TASK - Repeat, without any change, the entries presented below.

RECORDED DATA -
>> begin

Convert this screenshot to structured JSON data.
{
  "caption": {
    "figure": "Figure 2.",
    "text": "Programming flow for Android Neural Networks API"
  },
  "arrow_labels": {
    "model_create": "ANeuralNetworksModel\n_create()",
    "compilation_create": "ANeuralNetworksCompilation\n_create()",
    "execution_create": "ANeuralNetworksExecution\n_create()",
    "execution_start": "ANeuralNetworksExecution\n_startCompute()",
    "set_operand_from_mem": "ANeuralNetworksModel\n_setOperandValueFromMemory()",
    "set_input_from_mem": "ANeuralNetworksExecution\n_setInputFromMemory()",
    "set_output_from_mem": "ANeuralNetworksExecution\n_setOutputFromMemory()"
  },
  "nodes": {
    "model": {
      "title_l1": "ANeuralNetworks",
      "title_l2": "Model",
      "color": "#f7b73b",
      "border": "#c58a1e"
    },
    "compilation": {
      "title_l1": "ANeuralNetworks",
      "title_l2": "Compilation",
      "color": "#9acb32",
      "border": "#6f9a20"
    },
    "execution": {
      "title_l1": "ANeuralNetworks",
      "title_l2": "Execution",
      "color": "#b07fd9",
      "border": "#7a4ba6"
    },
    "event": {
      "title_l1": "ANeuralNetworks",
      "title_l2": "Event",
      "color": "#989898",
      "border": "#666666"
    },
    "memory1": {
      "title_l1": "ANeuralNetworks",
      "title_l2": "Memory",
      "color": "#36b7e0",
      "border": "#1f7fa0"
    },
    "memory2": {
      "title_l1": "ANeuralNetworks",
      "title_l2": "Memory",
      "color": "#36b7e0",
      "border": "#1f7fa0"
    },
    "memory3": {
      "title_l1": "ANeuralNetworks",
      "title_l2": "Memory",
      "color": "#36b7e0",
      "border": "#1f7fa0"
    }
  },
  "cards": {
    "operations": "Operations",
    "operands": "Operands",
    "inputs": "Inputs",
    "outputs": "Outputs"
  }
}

>> end

SOLUTION FOR THIS EXERCISE -
Convert this screenshot to structured JSON data.
{
  "caption": {
    "figure": "Figure 2.",
    "text": "Programming flow for Android Neural Networks API"
  },
  "arrow_labels": {
    "model_create": "ANeuralNetworksModel\n_create()",
    "compilation_create": "ANeuralNetworksCompilation\n_create()",
    "execution_create": "ANeuralNetworksExecution\n_create()",
    "execution_start": "ANeuralNetworksExecution\n_startCompute()",
    "set_operand_from_mem": "ANeuralNetworksModel\n_setOperandValueFromMemory()",
    "set_input_from_mem": "ANeuralNetworksExecution\n_setInputFromMemory()",
    "set_output_from_mem": "ANeuralNetworksExecution\n_setOutputFromMemory()"
  },
  "nodes": {
    "model": {
      "title_l1": "ANeuralNetworks",
      "title_l2": "Model",
      "color": "#f7b73b",
      "border": "#c58a1e"
    },
    "compilation": {
      "title_l1": "ANeuralNetworks",
      "title_l2": "Compilation",
      "color": "#9acb32",
      "border": "#6f9a20"
    },
    "execution": {
      "title_l1": "ANeuralNetworks",
      "title_l2": "Execution",
      "color": "#b07fd9",
      "border": "#7a4ba6"
    },
    "event": {
      "title_l1": "ANeuralNetworks",
      "title_l2": "Event",
      "color": "#989898",
      "border": "#666666"
    },
    "memory1": {
      "title_l1": "ANeuralNetworks",
      "title_l2": "Memory",
      "color": "#36b7e0",
      "border": "#1f7fa0"
    },
    "memory2": {
      "title_l1": "ANeuralNetworks",
      "title_l2": "Memory",
      "color": "#36b7e0",
      "border": "#1f7fa0"
    },
    "memory3": {
      "title_l1": "ANeuralNetworks",
      "title_l2": "Memory",
      "color": "#36b7e0",
      "border": "#1f7fa0"
    }
  },
  "cards": {
    "operations": "Operations",
    "operands": "Operands",
    "inputs": "Inputs",
    "outputs": "Outputs"
  }
}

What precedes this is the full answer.